>> Begin SOURCE DATA
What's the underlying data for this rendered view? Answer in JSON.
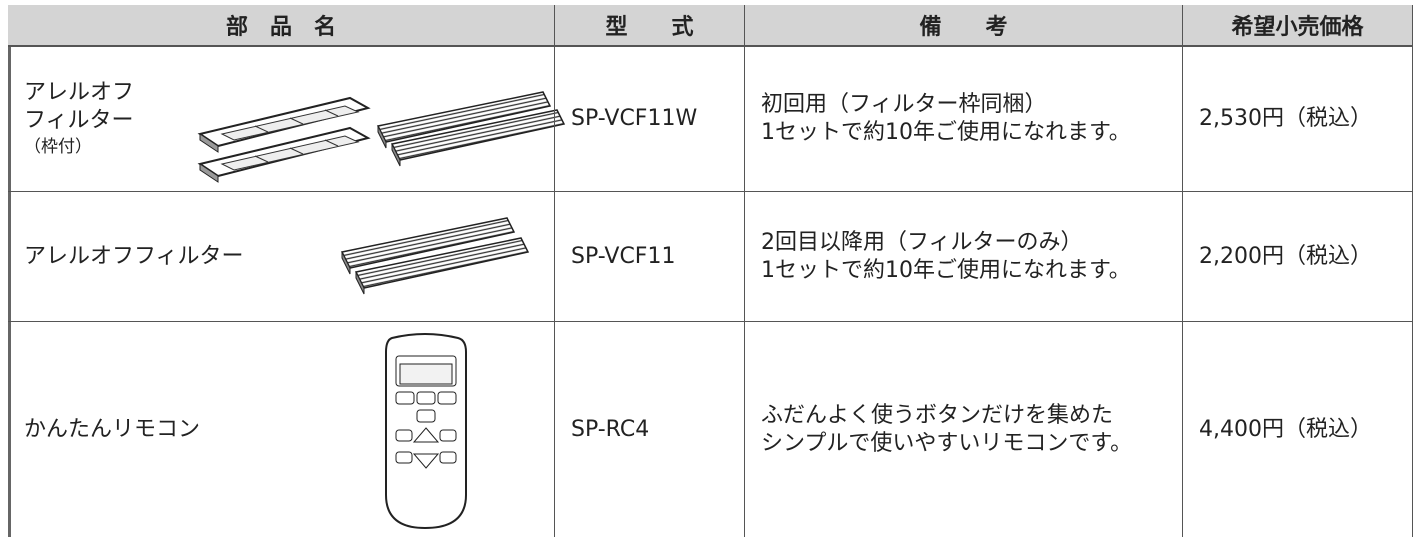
{
  "table": {
    "header": [
      "部　品　名",
      "型　　式",
      "備　　考",
      "希望小売価格"
    ],
    "rows": [
      {
        "name": [
          "アレルオフ",
          "フィルター",
          "（枠付）"
        ],
        "model": "SP-VCF11W",
        "remarks": [
          "初回用（フィルター枠同梱）",
          "1セットで約10年ご使用になれます。"
        ],
        "price": "2,530円（税込）"
      },
      {
        "name": [
          "アレルオフフィルター"
        ],
        "model": "SP-VCF11",
        "remarks": [
          "2回目以降用（フィルターのみ）",
          "1セットで約10年ご使用になれます。"
        ],
        "price": "2,200円（税込）"
      },
      {
        "name": [
          "かんたんリモコン"
        ],
        "model": "SP-RC4",
        "remarks": [
          "ふだんよく使うボタンだけを集めた",
          "シンプルで使いやすいリモコンです。"
        ],
        "price": "4,400円（税込）"
      }
    ]
  }
}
>> End SOURCE DATA
Return the whole listing, word for word, and leave out every picture.

FINAL RESULT
What's the underlying data for this rendered view? Answer in JSON.
{
  "table": {
    "header": [
      "部　品　名",
      "型　　式",
      "備　　考",
      "希望小売価格"
    ],
    "rows": [
      {
        "name": [
          "アレルオフ",
          "フィルター",
          "（枠付）"
        ],
        "model": "SP-VCF11W",
        "remarks": [
          "初回用（フィルター枠同梱）",
          "1セットで約10年ご使用になれます。"
        ],
        "price": "2,530円（税込）"
      },
      {
        "name": [
          "アレルオフフィルター"
        ],
        "model": "SP-VCF11",
        "remarks": [
          "2回目以降用（フィルターのみ）",
          "1セットで約10年ご使用になれます。"
        ],
        "price": "2,200円（税込）"
      },
      {
        "name": [
          "かんたんリモコン"
        ],
        "model": "SP-RC4",
        "remarks": [
          "ふだんよく使うボタンだけを集めた",
          "シンプルで使いやすいリモコンです。"
        ],
        "price": "4,400円（税込）"
      }
    ]
  }
}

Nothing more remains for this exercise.